■ Data for this task ■
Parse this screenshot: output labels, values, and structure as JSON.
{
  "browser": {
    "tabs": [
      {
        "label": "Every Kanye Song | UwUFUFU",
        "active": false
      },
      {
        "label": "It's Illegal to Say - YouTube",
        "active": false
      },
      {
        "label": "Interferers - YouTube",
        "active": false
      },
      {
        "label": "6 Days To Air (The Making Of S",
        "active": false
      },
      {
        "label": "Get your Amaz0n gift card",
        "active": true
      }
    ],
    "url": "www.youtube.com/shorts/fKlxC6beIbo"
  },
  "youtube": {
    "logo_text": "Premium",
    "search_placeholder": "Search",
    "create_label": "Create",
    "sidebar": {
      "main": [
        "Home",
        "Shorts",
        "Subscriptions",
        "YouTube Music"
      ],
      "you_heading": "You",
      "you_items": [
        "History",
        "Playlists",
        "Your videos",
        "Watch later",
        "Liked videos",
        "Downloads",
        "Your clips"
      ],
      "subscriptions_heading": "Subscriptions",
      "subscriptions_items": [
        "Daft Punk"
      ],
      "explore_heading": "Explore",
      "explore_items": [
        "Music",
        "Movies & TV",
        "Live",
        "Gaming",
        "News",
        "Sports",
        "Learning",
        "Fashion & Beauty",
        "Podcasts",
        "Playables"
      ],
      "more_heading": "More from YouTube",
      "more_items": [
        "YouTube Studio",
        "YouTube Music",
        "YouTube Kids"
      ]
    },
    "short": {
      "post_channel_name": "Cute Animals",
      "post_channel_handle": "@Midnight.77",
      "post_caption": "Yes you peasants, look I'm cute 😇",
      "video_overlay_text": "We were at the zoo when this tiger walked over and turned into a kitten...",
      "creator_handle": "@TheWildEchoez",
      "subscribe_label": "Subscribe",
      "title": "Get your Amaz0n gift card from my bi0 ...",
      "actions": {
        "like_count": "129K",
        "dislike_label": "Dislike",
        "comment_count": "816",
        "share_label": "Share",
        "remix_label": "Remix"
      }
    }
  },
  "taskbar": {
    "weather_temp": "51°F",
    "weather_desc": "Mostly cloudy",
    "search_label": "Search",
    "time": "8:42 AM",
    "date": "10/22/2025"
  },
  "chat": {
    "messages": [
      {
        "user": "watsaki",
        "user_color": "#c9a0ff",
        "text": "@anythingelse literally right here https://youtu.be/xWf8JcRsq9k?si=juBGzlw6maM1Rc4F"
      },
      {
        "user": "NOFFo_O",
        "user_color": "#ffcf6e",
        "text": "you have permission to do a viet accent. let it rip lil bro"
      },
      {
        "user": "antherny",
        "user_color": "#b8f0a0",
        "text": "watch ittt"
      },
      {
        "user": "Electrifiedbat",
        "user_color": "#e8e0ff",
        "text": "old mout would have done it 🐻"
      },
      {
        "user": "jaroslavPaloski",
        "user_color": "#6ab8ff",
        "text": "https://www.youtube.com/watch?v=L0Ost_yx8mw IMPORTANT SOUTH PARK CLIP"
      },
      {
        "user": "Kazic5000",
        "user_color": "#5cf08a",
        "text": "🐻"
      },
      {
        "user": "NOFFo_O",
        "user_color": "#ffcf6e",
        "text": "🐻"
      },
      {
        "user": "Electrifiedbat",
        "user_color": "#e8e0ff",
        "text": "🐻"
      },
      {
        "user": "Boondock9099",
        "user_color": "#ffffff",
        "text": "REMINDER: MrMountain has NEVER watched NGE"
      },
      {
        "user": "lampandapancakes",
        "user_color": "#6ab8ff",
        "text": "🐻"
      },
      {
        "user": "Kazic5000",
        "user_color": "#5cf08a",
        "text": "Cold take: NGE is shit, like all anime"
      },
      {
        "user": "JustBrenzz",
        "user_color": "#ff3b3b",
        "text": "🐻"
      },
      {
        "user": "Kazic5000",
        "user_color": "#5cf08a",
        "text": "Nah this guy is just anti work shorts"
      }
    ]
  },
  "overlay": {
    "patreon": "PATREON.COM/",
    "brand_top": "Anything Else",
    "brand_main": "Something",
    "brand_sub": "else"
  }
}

■ What this task involves ■
Would you give the material above again, complete and exact?

■ Written response ■
Parse this screenshot: output labels, values, and structure as JSON.
{
  "browser": {
    "tabs": [
      {
        "label": "Every Kanye Song | UwUFUFU",
        "active": false
      },
      {
        "label": "It's Illegal to Say - YouTube",
        "active": false
      },
      {
        "label": "Interferers - YouTube",
        "active": false
      },
      {
        "label": "6 Days To Air (The Making Of S",
        "active": false
      },
      {
        "label": "Get your Amaz0n gift card",
        "active": true
      }
    ],
    "url": "www.youtube.com/shorts/fKlxC6beIbo"
  },
  "youtube": {
    "logo_text": "Premium",
    "search_placeholder": "Search",
    "create_label": "Create",
    "sidebar": {
      "main": [
        "Home",
        "Shorts",
        "Subscriptions",
        "YouTube Music"
      ],
      "you_heading": "You",
      "you_items": [
        "History",
        "Playlists",
        "Your videos",
        "Watch later",
        "Liked videos",
        "Downloads",
        "Your clips"
      ],
      "subscriptions_heading": "Subscriptions",
      "subscriptions_items": [
        "Daft Punk"
      ],
      "explore_heading": "Explore",
      "explore_items": [
        "Music",
        "Movies & TV",
        "Live",
        "Gaming",
        "News",
        "Sports",
        "Learning",
        "Fashion & Beauty",
        "Podcasts",
        "Playables"
      ],
      "more_heading": "More from YouTube",
      "more_items": [
        "YouTube Studio",
        "YouTube Music",
        "YouTube Kids"
      ]
    },
    "short": {
      "post_channel_name": "Cute Animals",
      "post_channel_handle": "@Midnight.77",
      "post_caption": "Yes you peasants, look I'm cute 😇",
      "video_overlay_text": "We were at the zoo when this tiger walked over and turned into a kitten...",
      "creator_handle": "@TheWildEchoez",
      "subscribe_label": "Subscribe",
      "title": "Get your Amaz0n gift card from my bi0 ...",
      "actions": {
        "like_count": "129K",
        "dislike_label": "Dislike",
        "comment_count": "816",
        "share_label": "Share",
        "remix_label": "Remix"
      }
    }
  },
  "taskbar": {
    "weather_temp": "51°F",
    "weather_desc": "Mostly cloudy",
    "search_label": "Search",
    "time": "8:42 AM",
    "date": "10/22/2025"
  },
  "chat": {
    "messages": [
      {
        "user": "watsaki",
        "user_color": "#c9a0ff",
        "text": "@anythingelse literally right here https://youtu.be/xWf8JcRsq9k?si=juBGzlw6maM1Rc4F"
      },
      {
        "user": "NOFFo_O",
        "user_color": "#ffcf6e",
        "text": "you have permission to do a viet accent. let it rip lil bro"
      },
      {
        "user": "antherny",
        "user_color": "#b8f0a0",
        "text": "watch ittt"
      },
      {
        "user": "Electrifiedbat",
        "user_color": "#e8e0ff",
        "text": "old mout would have done it 🐻"
      },
      {
        "user": "jaroslavPaloski",
        "user_color": "#6ab8ff",
        "text": "https://www.youtube.com/watch?v=L0Ost_yx8mw IMPORTANT SOUTH PARK CLIP"
      },
      {
        "user": "Kazic5000",
        "user_color": "#5cf08a",
        "text": "🐻"
      },
      {
        "user": "NOFFo_O",
        "user_color": "#ffcf6e",
        "text": "🐻"
      },
      {
        "user": "Electrifiedbat",
        "user_color": "#e8e0ff",
        "text": "🐻"
      },
      {
        "user": "Boondock9099",
        "user_color": "#ffffff",
        "text": "REMINDER: MrMountain has NEVER watched NGE"
      },
      {
        "user": "lampandapancakes",
        "user_color": "#6ab8ff",
        "text": "🐻"
      },
      {
        "user": "Kazic5000",
        "user_color": "#5cf08a",
        "text": "Cold take: NGE is shit, like all anime"
      },
      {
        "user": "JustBrenzz",
        "user_color": "#ff3b3b",
        "text": "🐻"
      },
      {
        "user": "Kazic5000",
        "user_color": "#5cf08a",
        "text": "Nah this guy is just anti work shorts"
      }
    ]
  },
  "overlay": {
    "patreon": "PATREON.COM/",
    "brand_top": "Anything Else",
    "brand_main": "Something",
    "brand_sub": "else"
  }
}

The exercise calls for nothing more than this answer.